══ Extracted entries ══
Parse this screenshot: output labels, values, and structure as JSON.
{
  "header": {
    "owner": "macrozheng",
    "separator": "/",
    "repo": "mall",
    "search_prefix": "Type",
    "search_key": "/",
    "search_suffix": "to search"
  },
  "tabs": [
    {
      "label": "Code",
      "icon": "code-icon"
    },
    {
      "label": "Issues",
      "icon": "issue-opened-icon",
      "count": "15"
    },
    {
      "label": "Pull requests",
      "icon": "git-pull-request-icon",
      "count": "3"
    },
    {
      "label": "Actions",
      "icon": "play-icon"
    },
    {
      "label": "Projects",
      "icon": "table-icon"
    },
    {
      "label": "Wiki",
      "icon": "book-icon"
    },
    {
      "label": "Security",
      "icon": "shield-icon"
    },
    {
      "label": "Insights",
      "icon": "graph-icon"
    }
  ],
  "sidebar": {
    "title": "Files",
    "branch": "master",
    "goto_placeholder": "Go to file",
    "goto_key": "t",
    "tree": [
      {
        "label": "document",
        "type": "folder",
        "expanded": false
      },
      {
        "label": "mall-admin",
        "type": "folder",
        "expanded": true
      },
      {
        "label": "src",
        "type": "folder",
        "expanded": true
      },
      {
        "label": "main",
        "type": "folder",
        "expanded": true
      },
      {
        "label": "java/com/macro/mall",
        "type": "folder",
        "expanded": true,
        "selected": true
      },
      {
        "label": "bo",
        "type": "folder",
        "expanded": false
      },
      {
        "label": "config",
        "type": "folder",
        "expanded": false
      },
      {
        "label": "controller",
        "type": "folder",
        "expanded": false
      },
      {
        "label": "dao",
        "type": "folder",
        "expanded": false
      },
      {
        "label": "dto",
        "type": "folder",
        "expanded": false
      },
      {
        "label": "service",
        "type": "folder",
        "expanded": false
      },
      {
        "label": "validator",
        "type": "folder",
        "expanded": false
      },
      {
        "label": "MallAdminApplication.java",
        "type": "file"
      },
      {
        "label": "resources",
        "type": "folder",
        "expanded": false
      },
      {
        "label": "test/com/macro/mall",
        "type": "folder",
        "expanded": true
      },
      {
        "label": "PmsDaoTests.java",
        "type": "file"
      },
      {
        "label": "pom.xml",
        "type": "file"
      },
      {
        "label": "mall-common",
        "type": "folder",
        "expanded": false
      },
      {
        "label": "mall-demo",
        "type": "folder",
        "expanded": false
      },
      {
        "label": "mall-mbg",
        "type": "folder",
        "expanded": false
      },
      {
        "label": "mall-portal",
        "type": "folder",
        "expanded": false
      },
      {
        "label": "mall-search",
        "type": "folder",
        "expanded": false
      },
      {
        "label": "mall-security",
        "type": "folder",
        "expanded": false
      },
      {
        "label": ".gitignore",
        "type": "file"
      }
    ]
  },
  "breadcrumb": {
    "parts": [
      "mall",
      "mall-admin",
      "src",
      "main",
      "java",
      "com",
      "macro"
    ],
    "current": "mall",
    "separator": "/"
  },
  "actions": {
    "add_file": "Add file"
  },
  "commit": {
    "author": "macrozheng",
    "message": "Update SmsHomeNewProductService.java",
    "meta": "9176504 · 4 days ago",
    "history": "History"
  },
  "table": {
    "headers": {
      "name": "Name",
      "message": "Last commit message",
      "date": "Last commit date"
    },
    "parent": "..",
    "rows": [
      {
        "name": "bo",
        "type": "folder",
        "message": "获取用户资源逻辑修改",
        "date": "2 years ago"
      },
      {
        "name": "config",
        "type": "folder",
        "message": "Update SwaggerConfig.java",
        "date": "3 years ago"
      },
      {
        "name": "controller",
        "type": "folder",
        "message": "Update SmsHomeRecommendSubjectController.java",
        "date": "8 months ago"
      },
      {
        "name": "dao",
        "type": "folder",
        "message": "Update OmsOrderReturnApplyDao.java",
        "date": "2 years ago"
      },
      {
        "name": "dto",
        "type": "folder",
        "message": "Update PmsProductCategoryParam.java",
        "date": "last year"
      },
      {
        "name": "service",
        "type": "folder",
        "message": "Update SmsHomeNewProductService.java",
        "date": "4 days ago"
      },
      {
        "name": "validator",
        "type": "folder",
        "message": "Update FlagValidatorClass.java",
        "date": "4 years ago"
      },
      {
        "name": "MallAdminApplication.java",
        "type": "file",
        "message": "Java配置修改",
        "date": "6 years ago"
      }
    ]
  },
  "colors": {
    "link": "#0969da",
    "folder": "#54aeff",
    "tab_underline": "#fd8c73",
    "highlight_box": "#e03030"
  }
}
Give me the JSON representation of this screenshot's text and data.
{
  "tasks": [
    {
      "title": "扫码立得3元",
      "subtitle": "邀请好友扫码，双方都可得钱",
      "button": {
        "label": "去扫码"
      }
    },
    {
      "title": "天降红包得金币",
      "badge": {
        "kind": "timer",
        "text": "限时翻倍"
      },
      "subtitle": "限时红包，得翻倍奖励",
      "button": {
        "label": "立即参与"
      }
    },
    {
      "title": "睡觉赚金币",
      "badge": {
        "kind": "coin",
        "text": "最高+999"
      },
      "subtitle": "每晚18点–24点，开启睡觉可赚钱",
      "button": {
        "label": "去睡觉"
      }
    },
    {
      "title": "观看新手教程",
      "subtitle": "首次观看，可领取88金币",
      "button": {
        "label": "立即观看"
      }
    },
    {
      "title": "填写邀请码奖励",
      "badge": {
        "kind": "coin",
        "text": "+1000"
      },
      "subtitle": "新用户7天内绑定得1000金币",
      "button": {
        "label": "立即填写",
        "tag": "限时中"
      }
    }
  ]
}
═══
Repeat the data precisely, line by line.

Correct response:
Parse this screenshot: output labels, values, and structure as JSON.
{
  "header": {
    "owner": "macrozheng",
    "separator": "/",
    "repo": "mall",
    "search_prefix": "Type",
    "search_key": "/",
    "search_suffix": "to search"
  },
  "tabs": [
    {
      "label": "Code",
      "icon": "code-icon"
    },
    {
      "label": "Issues",
      "icon": "issue-opened-icon",
      "count": "15"
    },
    {
      "label": "Pull requests",
      "icon": "git-pull-request-icon",
      "count": "3"
    },
    {
      "label": "Actions",
      "icon": "play-icon"
    },
    {
      "label": "Projects",
      "icon": "table-icon"
    },
    {
      "label": "Wiki",
      "icon": "book-icon"
    },
    {
      "label": "Security",
      "icon": "shield-icon"
    },
    {
      "label": "Insights",
      "icon": "graph-icon"
    }
  ],
  "sidebar": {
    "title": "Files",
    "branch": "master",
    "goto_placeholder": "Go to file",
    "goto_key": "t",
    "tree": [
      {
        "label": "document",
        "type": "folder",
        "expanded": false
      },
      {
        "label": "mall-admin",
        "type": "folder",
        "expanded": true
      },
      {
        "label": "src",
        "type": "folder",
        "expanded": true
      },
      {
        "label": "main",
        "type": "folder",
        "expanded": true
      },
      {
        "label": "java/com/macro/mall",
        "type": "folder",
        "expanded": true,
        "selected": true
      },
      {
        "label": "bo",
        "type": "folder",
        "expanded": false
      },
      {
        "label": "config",
        "type": "folder",
        "expanded": false
      },
      {
        "label": "controller",
        "type": "folder",
        "expanded": false
      },
      {
        "label": "dao",
        "type": "folder",
        "expanded": false
      },
      {
        "label": "dto",
        "type": "folder",
        "expanded": false
      },
      {
        "label": "service",
        "type": "folder",
        "expanded": false
      },
      {
        "label": "validator",
        "type": "folder",
        "expanded": false
      },
      {
        "label": "MallAdminApplication.java",
        "type": "file"
      },
      {
        "label": "resources",
        "type": "folder",
        "expanded": false
      },
      {
        "label": "test/com/macro/mall",
        "type": "folder",
        "expanded": true
      },
      {
        "label": "PmsDaoTests.java",
        "type": "file"
      },
      {
        "label": "pom.xml",
        "type": "file"
      },
      {
        "label": "mall-common",
        "type": "folder",
        "expanded": false
      },
      {
        "label": "mall-demo",
        "type": "folder",
        "expanded": false
      },
      {
        "label": "mall-mbg",
        "type": "folder",
        "expanded": false
      },
      {
        "label": "mall-portal",
        "type": "folder",
        "expanded": false
      },
      {
        "label": "mall-search",
        "type": "folder",
        "expanded": false
      },
      {
        "label": "mall-security",
        "type": "folder",
        "expanded": false
      },
      {
        "label": ".gitignore",
        "type": "file"
      }
    ]
  },
  "breadcrumb": {
    "parts": [
      "mall",
      "mall-admin",
      "src",
      "main",
      "java",
      "com",
      "macro"
    ],
    "current": "mall",
    "separator": "/"
  },
  "actions": {
    "add_file": "Add file"
  },
  "commit": {
    "author": "macrozheng",
    "message": "Update SmsHomeNewProductService.java",
    "meta": "9176504 · 4 days ago",
    "history": "History"
  },
  "table": {
    "headers": {
      "name": "Name",
      "message": "Last commit message",
      "date": "Last commit date"
    },
    "parent": "..",
    "rows": [
      {
        "name": "bo",
        "type": "folder",
        "message": "获取用户资源逻辑修改",
        "date": "2 years ago"
      },
      {
        "name": "config",
        "type": "folder",
        "message": "Update SwaggerConfig.java",
        "date": "3 years ago"
      },
      {
        "name": "controller",
        "type": "folder",
        "message": "Update SmsHomeRecommendSubjectController.java",
        "date": "8 months ago"
      },
      {
        "name": "dao",
        "type": "folder",
        "message": "Update OmsOrderReturnApplyDao.java",
        "date": "2 years ago"
      },
      {
        "name": "dto",
        "type": "folder",
        "message": "Update PmsProductCategoryParam.java",
        "date": "last year"
      },
      {
        "name": "service",
        "type": "folder",
        "message": "Update SmsHomeNewProductService.java",
        "date": "4 days ago"
      },
      {
        "name": "validator",
        "type": "folder",
        "message": "Update FlagValidatorClass.java",
        "date": "4 years ago"
      },
      {
        "name": "MallAdminApplication.java",
        "type": "file",
        "message": "Java配置修改",
        "date": "6 years ago"
      }
    ]
  },
  "colors": {
    "link": "#0969da",
    "folder": "#54aeff",
    "tab_underline": "#fd8c73",
    "highlight_box": "#e03030"
  }
}
Give me the JSON representation of this screenshot's text and data.
{
  "tasks": [
    {
      "title": "扫码立得3元",
      "subtitle": "邀请好友扫码，双方都可得钱",
      "button": {
        "label": "去扫码"
      }
    },
    {
      "title": "天降红包得金币",
      "badge": {
        "kind": "timer",
        "text": "限时翻倍"
      },
      "subtitle": "限时红包，得翻倍奖励",
      "button": {
        "label": "立即参与"
      }
    },
    {
      "title": "睡觉赚金币",
      "badge": {
        "kind": "coin",
        "text": "最高+999"
      },
      "subtitle": "每晚18点–24点，开启睡觉可赚钱",
      "button": {
        "label": "去睡觉"
      }
    },
    {
      "title": "观看新手教程",
      "subtitle": "首次观看，可领取88金币",
      "button": {
        "label": "立即观看"
      }
    },
    {
      "title": "填写邀请码奖励",
      "badge": {
        "kind": "coin",
        "text": "+1000"
      },
      "subtitle": "新用户7天内绑定得1000金币",
      "button": {
        "label": "立即填写",
        "tag": "限时中"
      }
    }
  ]
}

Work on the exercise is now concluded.